▶ [WORK TO BE COMPLETED]: Convert all the records below into a Markdown table with the columns Row and Text. Give each non-blank line its own numbered row, and leave out the pictures.
======
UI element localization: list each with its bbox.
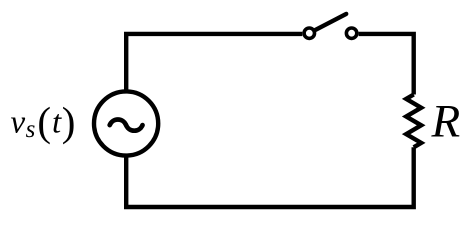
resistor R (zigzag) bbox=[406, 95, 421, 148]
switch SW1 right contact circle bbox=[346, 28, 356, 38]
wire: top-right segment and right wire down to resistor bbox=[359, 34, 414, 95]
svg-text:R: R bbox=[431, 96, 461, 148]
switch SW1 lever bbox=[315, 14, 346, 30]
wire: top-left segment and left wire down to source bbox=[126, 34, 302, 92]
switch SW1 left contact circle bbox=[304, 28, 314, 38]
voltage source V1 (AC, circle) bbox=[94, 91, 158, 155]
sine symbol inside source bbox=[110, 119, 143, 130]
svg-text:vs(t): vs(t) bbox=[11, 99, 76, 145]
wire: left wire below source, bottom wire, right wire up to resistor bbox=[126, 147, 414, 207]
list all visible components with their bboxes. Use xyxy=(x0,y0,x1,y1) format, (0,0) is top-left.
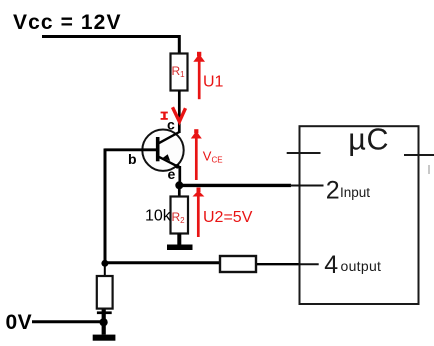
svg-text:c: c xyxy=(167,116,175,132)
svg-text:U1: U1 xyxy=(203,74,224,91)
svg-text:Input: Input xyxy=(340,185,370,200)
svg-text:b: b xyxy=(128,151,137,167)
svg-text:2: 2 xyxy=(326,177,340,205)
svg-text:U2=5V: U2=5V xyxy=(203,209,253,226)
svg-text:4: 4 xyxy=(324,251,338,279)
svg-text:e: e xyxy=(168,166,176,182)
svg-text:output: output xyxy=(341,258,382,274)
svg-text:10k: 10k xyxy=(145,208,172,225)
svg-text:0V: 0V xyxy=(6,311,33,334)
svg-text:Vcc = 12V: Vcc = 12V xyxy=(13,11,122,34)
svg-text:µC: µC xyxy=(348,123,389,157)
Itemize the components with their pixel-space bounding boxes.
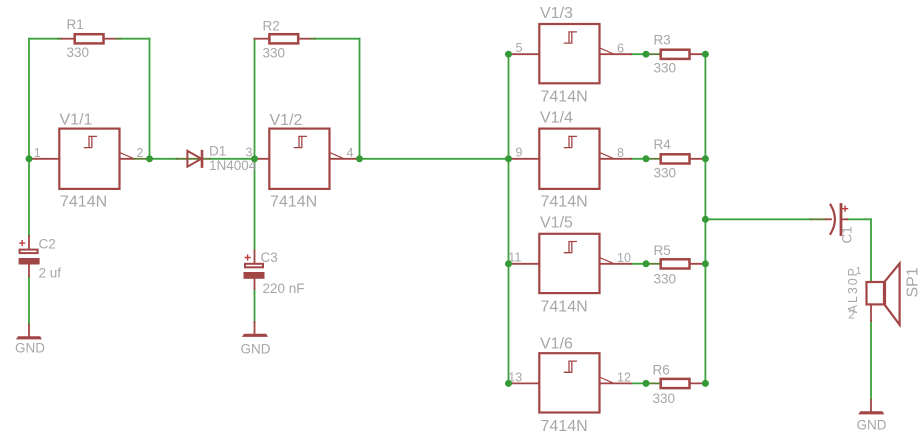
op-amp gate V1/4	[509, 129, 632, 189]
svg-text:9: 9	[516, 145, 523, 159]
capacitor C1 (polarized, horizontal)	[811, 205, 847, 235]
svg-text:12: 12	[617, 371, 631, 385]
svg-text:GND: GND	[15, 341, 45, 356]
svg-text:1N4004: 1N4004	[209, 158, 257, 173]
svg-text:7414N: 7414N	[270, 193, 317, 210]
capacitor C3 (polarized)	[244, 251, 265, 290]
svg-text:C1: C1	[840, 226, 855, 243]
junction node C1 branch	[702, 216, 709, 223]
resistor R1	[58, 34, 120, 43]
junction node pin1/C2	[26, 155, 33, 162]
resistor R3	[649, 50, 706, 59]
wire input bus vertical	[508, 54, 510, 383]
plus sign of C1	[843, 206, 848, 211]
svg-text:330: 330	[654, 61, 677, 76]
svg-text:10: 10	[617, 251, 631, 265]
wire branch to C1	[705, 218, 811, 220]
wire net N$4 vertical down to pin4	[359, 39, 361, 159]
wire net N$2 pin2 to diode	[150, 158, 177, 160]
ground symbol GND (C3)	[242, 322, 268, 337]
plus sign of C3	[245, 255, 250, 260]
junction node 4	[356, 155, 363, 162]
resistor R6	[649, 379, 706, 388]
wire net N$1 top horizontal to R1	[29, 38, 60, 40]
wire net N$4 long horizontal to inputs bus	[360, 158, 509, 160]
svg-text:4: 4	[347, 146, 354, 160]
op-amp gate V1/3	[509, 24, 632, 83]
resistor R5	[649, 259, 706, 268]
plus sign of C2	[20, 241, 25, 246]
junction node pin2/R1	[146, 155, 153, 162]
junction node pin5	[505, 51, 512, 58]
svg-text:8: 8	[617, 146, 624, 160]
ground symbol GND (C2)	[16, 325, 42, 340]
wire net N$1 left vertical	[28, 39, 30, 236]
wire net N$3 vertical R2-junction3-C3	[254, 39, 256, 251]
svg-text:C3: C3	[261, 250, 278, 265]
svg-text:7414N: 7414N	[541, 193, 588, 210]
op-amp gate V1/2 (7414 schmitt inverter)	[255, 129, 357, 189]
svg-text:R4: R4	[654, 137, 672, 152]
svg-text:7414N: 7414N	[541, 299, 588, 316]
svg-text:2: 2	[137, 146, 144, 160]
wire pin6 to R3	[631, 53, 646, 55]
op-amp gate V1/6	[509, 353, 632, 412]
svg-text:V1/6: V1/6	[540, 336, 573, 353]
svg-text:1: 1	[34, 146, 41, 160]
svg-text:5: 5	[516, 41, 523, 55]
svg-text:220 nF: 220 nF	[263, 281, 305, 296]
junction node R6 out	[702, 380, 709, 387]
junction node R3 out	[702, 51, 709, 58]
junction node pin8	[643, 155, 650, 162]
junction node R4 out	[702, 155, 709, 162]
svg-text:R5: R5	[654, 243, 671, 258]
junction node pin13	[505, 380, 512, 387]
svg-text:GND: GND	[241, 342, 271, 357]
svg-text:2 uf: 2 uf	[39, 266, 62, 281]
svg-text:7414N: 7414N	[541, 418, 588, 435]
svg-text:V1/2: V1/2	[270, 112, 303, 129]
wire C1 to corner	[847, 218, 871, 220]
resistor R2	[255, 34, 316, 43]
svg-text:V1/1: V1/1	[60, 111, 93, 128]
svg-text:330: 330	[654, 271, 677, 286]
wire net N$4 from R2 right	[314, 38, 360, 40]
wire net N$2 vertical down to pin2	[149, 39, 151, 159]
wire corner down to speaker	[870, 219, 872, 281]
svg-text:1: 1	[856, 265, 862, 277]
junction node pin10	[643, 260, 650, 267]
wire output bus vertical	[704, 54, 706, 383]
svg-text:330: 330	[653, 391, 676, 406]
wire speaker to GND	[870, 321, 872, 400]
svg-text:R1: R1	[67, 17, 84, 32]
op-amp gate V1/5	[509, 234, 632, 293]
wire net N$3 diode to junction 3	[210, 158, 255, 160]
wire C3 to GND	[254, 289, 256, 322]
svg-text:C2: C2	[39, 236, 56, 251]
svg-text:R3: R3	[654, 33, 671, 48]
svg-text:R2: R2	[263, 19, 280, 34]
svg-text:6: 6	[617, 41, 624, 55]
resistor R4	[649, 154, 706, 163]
======
▶ [ANSWER TO THE TASK]:
| Row | Text |
|---|---|
| 1 | UI element localization: list each with its bbox. |
| 2 | resistor R (zigzag) bbox=[406, 95, 421, 148] |
| 3 | switch SW1 right contact circle bbox=[346, 28, 356, 38] |
| 4 | wire: top-right segment and right wire down to resistor bbox=[359, 34, 414, 95] |
| 5 | svg-text:R: R bbox=[431, 96, 461, 148] |
| 6 | switch SW1 lever bbox=[315, 14, 346, 30] |
| 7 | wire: top-left segment and left wire down to source bbox=[126, 34, 302, 92] |
| 8 | switch SW1 left contact circle bbox=[304, 28, 314, 38] |
| 9 | voltage source V1 (AC, circle) bbox=[94, 91, 158, 155] |
| 10 | sine symbol inside source bbox=[110, 119, 143, 130] |
| 11 | svg-text:vs(t): vs(t) bbox=[11, 99, 76, 145] |
| 12 | wire: left wire below source, bottom wire, right wire up to resistor bbox=[126, 147, 414, 207] |
| 13 | list all visible components with their bboxes. Use xyxy=(x0,y0,x1,y1) format, (0,0) is top-left. |
| 14 | svg-text:c: c xyxy=(167,116,175,132) |
| 15 | svg-text:U1: U1 xyxy=(203,74,224,91) |
| 16 | svg-text:Input: Input xyxy=(340,185,370,200) |
| 17 | svg-text:b: b xyxy=(128,151,137,167) |
| 18 | svg-text:2: 2 xyxy=(326,177,340,205) |
| 19 | svg-text:U2=5V: U2=5V xyxy=(203,209,253,226) |
| 20 | svg-text:4: 4 xyxy=(324,251,338,279) |
| 21 | svg-text:e: e xyxy=(168,166,176,182) |
| 22 | svg-text:output: output xyxy=(341,258,382,274) |
| 23 | svg-text:10k: 10k xyxy=(145,208,172,225) |
| 24 | svg-text:0V: 0V xyxy=(6,311,33,334) |
| 25 | svg-text:Vcc = 12V: Vcc = 12V xyxy=(13,11,122,34) |
| 26 | svg-text:µC: µC xyxy=(348,123,389,157) |
| 27 | Itemize the components with their pixel-space bounding boxes. |
| 28 | op-amp gate V1/4	[509, 129, 632, 189] |
| 29 | svg-text:9: 9	[516, 145, 523, 159] |
| 30 | capacitor C1 (polarized, horizontal)	[811, 205, 847, 235] |
| 31 | svg-text:12: 12	[617, 371, 631, 385] |
| 32 | svg-text:GND: GND	[15, 341, 45, 356] |
| 33 | svg-text:1N4004: 1N4004	[209, 158, 257, 173] |
| 34 | svg-text:7414N: 7414N	[270, 193, 317, 210] |
| 35 | capacitor C3 (polarized)	[244, 251, 265, 290] |
| 36 | svg-text:C1: C1	[840, 226, 855, 243] |
| 37 | junction node C1 branch	[702, 216, 709, 223] |
| 38 | resistor R1	[58, 34, 120, 43] |
| 39 | junction node pin1/C2	[26, 155, 33, 162] |
| 40 | resistor R3	[649, 50, 706, 59] |
| 41 | wire input bus vertical	[508, 54, 510, 383] |
| 42 | plus sign of C1	[843, 206, 848, 211] |
| 43 | svg-text:330: 330	[654, 61, 677, 76] |
| 44 | svg-text:10: 10	[617, 251, 631, 265] |
| 45 | wire branch to C1	[705, 218, 811, 220] |
| 46 | wire net N$4 vertical down to pin4	[359, 39, 361, 159] |
| 47 | wire net N$2 pin2 to diode	[150, 158, 177, 160] |
| 48 | ground symbol GND (C3)	[242, 322, 268, 337] |
| 49 | plus sign of C3	[245, 255, 250, 260] |
| 50 | junction node 4	[356, 155, 363, 162] |
| 51 | resistor R6	[649, 379, 706, 388] |
| 52 | wire net N$1 top horizontal to R1	[29, 38, 60, 40] |
| 53 | wire net N$4 long horizontal to inputs bus	[360, 158, 509, 160] |
| 54 | svg-text:4: 4	[347, 146, 354, 160] |
| 55 | op-amp gate V1/3	[509, 24, 632, 83] |
| 56 | resistor R5	[649, 259, 706, 268] |
| 57 | plus sign of C2	[20, 241, 25, 246] |
| 58 | junction node pin2/R1	[146, 155, 153, 162] |
| 59 | junction node pin5	[505, 51, 512, 58] |
| 60 | svg-text:8: 8	[617, 146, 624, 160] |
| 61 | ground symbol GND (C2)	[16, 325, 42, 340] |
| 62 | wire net N$1 left vertical	[28, 39, 30, 236] |
| 63 | wire net N$3 vertical R2-junction3-C3	[254, 39, 256, 251] |
| 64 | svg-text:C3: C3	[261, 250, 278, 265] |
| 65 | svg-text:7414N: 7414N	[541, 193, 588, 210] |
| 66 | op-amp gate V1/2 (7414 schmitt inverter)	[255, 129, 357, 189] |
| 67 | svg-text:R4: R4	[654, 137, 672, 152] |
| 68 | svg-text:7414N: 7414N	[541, 299, 588, 316] |
| 69 | svg-text:2: 2	[137, 146, 144, 160] |
| 70 | wire pin6 to R3	[631, 53, 646, 55] |
| 71 | op-amp gate V1/6	[509, 353, 632, 412] |
| 72 | svg-text:V1/6: V1/6	[540, 336, 573, 353] |
| 73 | svg-text:1: 1	[34, 146, 41, 160] |
| 74 | svg-text:5: 5	[516, 41, 523, 55] |
| 75 | svg-text:220 nF: 220 nF	[263, 281, 305, 296] |
| 76 | junction node R6 out	[702, 380, 709, 387] |
| 77 | junction node R3 out	[702, 51, 709, 58] |
| 78 | junction node pin8	[643, 155, 650, 162] |
| 79 | junction node R4 out	[702, 155, 709, 162] |
| 80 | svg-text:R5: R5	[654, 243, 671, 258] |
| 81 | junction node pin13	[505, 380, 512, 387] |
| 82 | svg-text:GND: GND	[241, 342, 271, 357] |
| 83 | svg-text:2 uf: 2 uf	[39, 266, 62, 281] |
| 84 | svg-text:7414N: 7414N	[541, 418, 588, 435] |
| 85 | svg-text:V1/2: V1/2	[270, 112, 303, 129] |
| 86 | wire C1 to corner	[847, 218, 871, 220] |
| 87 | resistor R2	[255, 34, 316, 43] |
| 88 | svg-text:V1/1: V1/1	[60, 111, 93, 128] |
| 89 | svg-text:330: 330	[654, 271, 677, 286] |
| 90 | wire net N$4 from R2 right	[314, 38, 360, 40] |
| 91 | wire net N$2 vertical down to pin2	[149, 39, 151, 159] |
| 92 | wire corner down to speaker	[870, 219, 872, 281] |
| 93 | svg-text:1: 1	[856, 265, 862, 277] |
| 94 | junction node pin10	[643, 260, 650, 267] |
| 95 | wire output bus vertical	[704, 54, 706, 383] |
| 96 | svg-text:330: 330	[653, 391, 676, 406] |
| 97 | wire speaker to GND	[870, 321, 872, 400] |
| 98 | svg-text:R1: R1	[67, 17, 84, 32] |
| 99 | op-amp gate V1/5	[509, 234, 632, 293] |
| 100 | wire net N$3 diode to junction 3	[210, 158, 255, 160] |
| 101 | wire C3 to GND	[254, 289, 256, 322] |
| 102 | svg-text:C2: C2	[39, 236, 56, 251] |
| 103 | svg-text:R3: R3	[654, 33, 671, 48] |
| 104 | svg-text:R2: R2	[263, 19, 280, 34] |
| 105 | svg-text:6: 6	[617, 41, 624, 55] |
| 106 | resistor R4	[649, 154, 706, 163] |